*Task objective:* Look through the material and copy each line holding "content".

(Extracted data entries)

+ + + +

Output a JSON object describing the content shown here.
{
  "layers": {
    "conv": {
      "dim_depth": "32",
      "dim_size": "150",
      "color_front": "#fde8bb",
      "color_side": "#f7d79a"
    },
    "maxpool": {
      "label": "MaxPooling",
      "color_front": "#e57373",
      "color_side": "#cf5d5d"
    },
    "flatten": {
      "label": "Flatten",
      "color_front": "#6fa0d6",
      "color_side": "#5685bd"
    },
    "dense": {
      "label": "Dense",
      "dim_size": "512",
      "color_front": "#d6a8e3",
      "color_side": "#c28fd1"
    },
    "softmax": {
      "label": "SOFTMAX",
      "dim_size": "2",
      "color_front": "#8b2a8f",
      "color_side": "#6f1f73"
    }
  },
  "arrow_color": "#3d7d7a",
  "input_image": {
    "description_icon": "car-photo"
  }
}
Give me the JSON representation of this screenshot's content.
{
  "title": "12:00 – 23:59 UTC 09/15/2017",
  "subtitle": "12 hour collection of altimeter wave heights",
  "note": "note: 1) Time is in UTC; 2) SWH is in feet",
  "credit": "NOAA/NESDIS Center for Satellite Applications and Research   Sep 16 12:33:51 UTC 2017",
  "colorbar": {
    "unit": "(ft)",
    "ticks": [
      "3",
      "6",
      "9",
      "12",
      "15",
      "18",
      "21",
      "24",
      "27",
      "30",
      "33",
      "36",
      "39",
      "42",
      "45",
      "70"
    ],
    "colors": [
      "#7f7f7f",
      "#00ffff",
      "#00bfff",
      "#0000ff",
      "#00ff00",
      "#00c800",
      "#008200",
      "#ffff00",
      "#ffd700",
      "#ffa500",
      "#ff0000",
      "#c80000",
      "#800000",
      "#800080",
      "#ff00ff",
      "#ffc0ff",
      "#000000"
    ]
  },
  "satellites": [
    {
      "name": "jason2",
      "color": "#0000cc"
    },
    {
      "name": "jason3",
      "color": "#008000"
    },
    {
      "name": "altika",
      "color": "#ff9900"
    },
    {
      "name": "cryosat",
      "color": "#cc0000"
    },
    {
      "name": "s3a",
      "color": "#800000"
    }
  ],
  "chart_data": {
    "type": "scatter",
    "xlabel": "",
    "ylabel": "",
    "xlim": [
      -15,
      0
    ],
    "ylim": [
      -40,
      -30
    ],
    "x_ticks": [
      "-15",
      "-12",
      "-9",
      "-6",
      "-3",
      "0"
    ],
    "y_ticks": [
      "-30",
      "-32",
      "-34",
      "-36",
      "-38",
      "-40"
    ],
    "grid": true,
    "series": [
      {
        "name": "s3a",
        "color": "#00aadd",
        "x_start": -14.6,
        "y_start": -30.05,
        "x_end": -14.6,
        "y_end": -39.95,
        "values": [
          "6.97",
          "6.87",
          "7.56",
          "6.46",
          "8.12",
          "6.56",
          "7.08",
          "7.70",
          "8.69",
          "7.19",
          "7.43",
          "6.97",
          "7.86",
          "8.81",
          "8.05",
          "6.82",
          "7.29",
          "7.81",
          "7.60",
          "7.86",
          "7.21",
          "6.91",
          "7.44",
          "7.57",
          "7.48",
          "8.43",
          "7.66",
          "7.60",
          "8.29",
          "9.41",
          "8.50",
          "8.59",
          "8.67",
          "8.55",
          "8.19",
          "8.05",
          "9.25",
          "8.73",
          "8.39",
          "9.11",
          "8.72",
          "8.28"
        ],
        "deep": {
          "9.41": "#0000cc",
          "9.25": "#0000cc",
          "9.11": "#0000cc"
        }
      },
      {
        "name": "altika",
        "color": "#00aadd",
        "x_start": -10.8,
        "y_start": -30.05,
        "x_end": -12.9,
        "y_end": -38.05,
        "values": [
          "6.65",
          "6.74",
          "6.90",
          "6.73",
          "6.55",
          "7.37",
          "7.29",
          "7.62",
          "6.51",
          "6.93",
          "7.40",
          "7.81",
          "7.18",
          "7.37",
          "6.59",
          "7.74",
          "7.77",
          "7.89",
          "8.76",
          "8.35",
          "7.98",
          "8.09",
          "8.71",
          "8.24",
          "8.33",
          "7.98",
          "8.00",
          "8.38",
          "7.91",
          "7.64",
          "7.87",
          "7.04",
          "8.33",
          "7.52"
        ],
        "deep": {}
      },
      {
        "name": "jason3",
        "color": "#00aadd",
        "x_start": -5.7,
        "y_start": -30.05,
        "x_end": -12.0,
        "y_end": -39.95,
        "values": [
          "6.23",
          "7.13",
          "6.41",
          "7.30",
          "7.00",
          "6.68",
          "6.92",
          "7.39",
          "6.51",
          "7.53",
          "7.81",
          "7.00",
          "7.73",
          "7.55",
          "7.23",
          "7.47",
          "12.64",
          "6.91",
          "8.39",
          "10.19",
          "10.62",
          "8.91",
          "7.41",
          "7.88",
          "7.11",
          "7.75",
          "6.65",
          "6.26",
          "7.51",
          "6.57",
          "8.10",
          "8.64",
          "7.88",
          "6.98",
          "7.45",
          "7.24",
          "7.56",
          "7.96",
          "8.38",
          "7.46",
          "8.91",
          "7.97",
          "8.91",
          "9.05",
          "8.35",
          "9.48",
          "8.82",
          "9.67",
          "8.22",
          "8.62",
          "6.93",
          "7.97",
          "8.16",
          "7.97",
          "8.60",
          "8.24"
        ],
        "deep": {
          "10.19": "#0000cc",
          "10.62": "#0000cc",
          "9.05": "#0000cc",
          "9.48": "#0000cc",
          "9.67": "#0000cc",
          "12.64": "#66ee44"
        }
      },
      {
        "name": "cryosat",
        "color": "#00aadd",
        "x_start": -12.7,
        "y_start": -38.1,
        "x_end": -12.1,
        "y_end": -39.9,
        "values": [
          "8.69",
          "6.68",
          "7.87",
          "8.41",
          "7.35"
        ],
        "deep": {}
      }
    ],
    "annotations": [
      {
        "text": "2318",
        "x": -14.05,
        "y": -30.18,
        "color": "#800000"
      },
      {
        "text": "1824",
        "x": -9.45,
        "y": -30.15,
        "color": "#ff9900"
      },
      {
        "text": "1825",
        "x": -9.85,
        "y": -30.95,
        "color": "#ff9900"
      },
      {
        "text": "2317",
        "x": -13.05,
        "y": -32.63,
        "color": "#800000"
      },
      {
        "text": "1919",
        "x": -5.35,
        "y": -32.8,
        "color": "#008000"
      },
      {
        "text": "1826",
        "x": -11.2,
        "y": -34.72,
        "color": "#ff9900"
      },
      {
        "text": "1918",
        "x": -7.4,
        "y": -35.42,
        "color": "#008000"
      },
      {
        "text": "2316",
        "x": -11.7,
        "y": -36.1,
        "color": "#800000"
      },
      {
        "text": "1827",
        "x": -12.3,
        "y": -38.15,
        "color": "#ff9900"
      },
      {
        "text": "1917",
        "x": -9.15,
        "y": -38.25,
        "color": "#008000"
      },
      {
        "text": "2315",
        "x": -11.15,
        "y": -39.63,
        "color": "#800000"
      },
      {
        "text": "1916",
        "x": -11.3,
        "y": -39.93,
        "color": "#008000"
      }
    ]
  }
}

+ + + +

*Answer to this problem:*
Output a JSON object describing the content shown here.
Give me the JSON representation of this screenshot's content.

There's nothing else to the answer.